■ **To be done**
Lines containing the string "зарядка" are to be collected in full.

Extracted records
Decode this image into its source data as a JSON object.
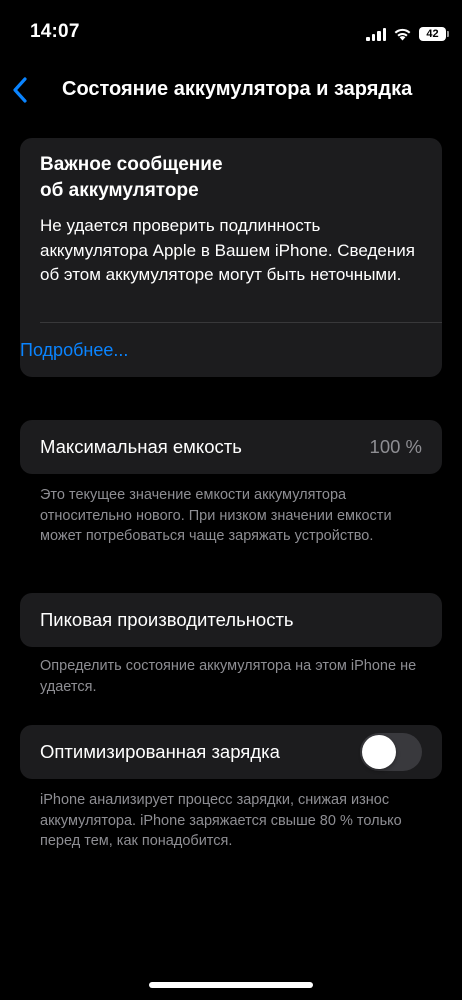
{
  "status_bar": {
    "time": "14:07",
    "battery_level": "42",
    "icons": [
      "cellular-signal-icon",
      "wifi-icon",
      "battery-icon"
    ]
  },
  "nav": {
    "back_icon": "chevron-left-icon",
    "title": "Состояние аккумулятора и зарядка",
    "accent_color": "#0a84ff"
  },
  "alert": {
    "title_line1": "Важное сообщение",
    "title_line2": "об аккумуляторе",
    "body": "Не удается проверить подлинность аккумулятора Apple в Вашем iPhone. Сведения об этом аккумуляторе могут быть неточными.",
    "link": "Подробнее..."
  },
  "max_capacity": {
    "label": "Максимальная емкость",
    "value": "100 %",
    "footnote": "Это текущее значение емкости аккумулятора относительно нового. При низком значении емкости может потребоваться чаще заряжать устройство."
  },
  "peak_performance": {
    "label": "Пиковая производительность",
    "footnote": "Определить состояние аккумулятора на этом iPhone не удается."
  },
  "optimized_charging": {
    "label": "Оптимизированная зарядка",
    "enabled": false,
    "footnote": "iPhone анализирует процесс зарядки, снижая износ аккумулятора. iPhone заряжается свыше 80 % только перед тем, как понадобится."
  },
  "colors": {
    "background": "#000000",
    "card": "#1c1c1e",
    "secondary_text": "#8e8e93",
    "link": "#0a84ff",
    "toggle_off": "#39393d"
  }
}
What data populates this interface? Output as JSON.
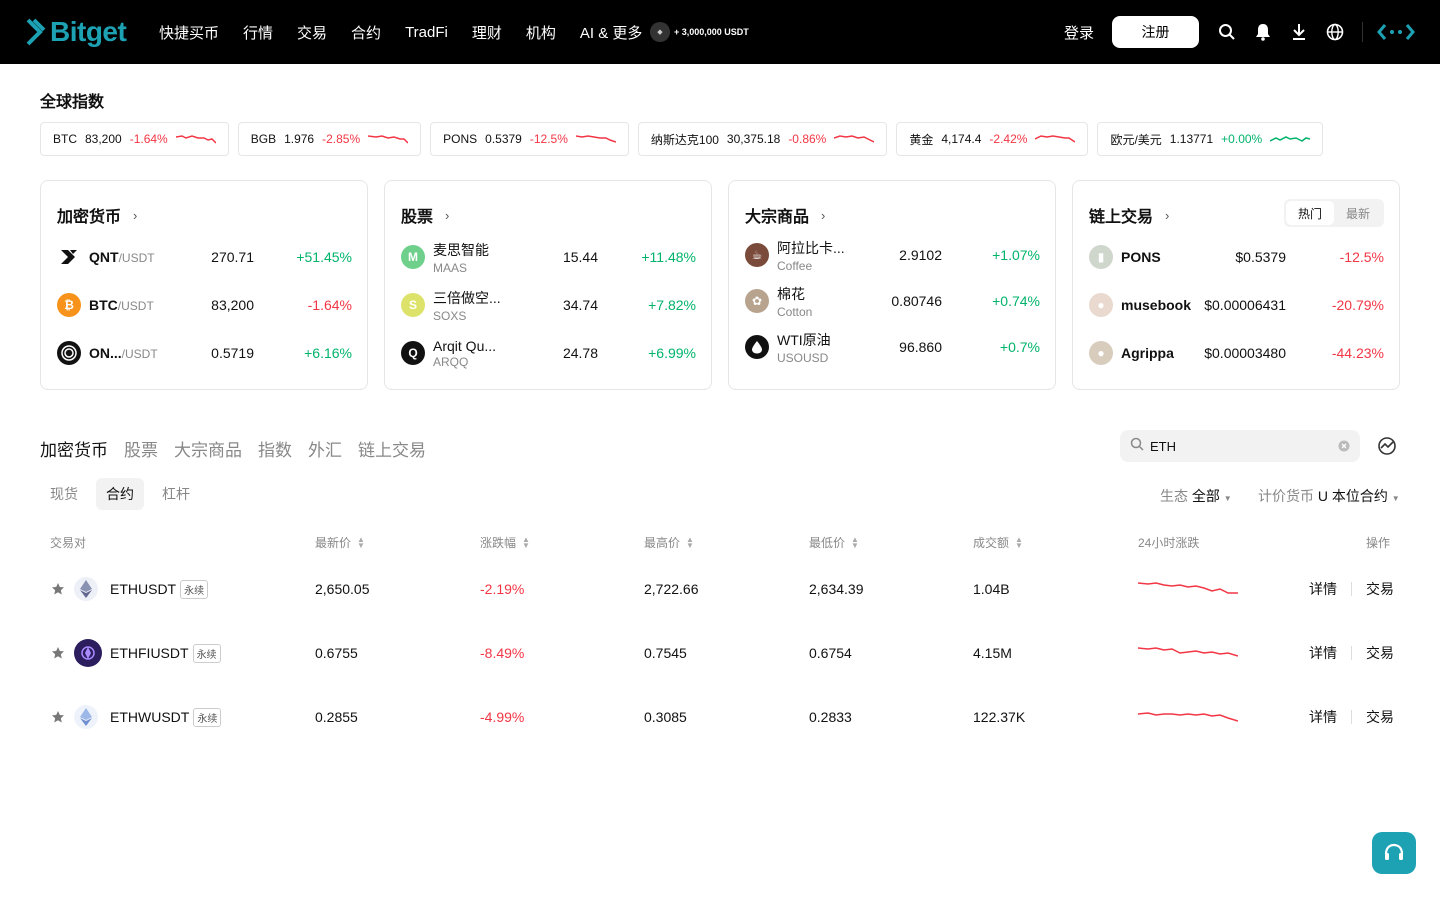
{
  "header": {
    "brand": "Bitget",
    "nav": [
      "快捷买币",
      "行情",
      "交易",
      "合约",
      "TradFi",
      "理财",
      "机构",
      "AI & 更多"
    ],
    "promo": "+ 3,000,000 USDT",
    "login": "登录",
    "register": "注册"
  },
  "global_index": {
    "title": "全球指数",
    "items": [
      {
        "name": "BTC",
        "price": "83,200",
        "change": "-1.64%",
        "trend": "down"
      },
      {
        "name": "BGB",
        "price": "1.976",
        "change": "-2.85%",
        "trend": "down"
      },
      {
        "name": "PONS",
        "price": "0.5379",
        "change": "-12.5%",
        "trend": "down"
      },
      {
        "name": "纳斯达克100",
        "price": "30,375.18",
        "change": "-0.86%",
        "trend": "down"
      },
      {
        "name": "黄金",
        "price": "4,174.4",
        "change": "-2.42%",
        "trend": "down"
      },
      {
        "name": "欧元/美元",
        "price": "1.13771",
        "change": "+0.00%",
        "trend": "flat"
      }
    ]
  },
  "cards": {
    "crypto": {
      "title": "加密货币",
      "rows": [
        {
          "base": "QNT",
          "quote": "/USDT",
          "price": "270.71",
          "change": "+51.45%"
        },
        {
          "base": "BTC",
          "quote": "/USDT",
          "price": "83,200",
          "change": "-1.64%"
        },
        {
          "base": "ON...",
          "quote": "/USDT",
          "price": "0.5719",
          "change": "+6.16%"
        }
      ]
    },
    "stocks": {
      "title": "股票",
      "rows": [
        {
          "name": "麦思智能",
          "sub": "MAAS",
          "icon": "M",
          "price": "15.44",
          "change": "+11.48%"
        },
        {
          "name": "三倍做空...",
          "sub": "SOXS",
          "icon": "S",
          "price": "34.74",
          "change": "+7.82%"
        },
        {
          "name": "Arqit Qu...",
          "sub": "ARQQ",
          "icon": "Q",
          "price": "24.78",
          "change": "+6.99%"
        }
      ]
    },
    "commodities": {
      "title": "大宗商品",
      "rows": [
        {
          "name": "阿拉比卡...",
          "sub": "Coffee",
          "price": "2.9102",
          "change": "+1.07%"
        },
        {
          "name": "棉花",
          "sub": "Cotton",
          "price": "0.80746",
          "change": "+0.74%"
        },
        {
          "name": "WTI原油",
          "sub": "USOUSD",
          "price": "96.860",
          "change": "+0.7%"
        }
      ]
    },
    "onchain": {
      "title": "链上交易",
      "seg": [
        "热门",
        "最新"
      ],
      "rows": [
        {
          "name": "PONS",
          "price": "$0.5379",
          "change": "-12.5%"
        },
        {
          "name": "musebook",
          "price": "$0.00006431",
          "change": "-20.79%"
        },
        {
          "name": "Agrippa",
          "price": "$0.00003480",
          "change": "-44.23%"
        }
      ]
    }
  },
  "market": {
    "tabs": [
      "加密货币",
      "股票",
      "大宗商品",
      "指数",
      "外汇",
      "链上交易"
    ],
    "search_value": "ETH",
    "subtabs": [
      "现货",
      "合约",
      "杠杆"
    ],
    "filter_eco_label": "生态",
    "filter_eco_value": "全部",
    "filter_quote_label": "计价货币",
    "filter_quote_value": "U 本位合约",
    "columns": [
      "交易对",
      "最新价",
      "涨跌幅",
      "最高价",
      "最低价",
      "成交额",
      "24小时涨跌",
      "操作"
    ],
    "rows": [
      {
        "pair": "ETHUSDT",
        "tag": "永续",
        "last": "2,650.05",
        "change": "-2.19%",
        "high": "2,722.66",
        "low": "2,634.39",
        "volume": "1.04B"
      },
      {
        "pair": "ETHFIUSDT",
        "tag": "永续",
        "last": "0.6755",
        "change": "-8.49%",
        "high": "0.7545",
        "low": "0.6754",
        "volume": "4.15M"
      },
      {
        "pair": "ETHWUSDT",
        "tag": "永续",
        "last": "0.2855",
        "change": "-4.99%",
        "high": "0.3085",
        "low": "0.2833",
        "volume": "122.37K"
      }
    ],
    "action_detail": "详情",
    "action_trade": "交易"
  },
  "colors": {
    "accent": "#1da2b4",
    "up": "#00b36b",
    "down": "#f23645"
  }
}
==
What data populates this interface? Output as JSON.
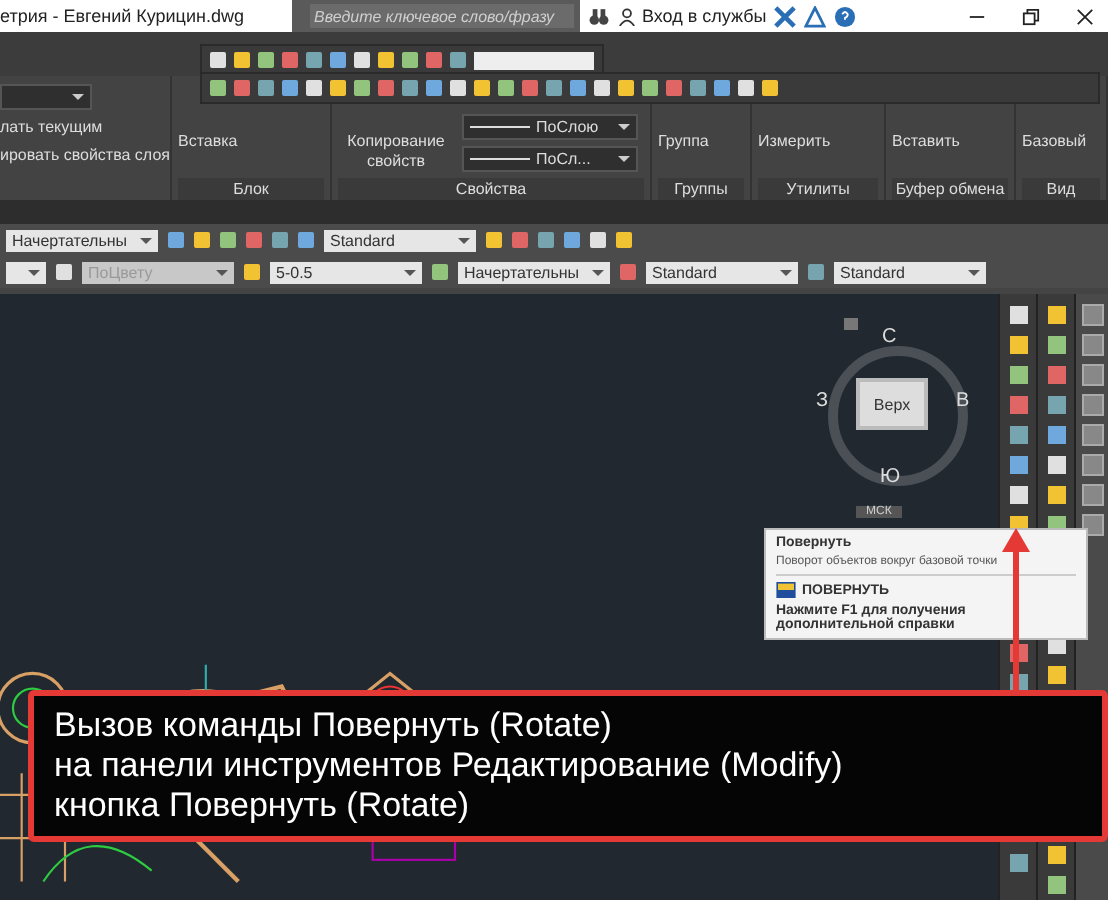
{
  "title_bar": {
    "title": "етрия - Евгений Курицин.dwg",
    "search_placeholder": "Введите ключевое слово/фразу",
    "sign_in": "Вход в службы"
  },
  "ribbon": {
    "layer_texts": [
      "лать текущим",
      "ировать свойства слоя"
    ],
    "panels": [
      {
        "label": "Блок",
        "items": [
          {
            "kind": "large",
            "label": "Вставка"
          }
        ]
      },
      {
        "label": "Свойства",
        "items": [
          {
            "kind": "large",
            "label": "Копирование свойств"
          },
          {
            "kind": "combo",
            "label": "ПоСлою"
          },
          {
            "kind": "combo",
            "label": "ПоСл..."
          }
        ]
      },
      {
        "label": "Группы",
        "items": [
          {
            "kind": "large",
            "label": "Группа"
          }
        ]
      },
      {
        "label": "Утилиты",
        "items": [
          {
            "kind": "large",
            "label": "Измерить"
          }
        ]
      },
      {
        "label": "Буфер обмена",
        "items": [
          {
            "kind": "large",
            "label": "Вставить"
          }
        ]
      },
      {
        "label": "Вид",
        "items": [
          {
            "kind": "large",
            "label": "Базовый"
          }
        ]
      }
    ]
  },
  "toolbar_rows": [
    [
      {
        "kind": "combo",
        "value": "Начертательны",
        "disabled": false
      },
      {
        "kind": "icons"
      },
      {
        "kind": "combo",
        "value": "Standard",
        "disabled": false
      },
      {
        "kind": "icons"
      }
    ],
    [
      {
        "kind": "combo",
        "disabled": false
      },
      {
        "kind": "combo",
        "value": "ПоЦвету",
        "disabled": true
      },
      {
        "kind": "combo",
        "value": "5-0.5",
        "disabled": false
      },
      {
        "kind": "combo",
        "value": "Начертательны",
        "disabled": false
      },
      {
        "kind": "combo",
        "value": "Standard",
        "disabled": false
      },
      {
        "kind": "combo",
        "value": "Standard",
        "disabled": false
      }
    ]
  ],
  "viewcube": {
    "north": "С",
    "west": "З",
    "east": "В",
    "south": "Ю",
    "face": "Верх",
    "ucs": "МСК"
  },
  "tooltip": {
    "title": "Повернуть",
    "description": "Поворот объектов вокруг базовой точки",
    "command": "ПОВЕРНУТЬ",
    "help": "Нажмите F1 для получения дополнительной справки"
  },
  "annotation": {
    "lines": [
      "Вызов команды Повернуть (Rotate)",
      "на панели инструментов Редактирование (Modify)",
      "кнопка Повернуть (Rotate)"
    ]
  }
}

■ **Written answer**
    "title": "Состояние аккумулятора и зарядка",
    "label": "Оптимизированная зарядка",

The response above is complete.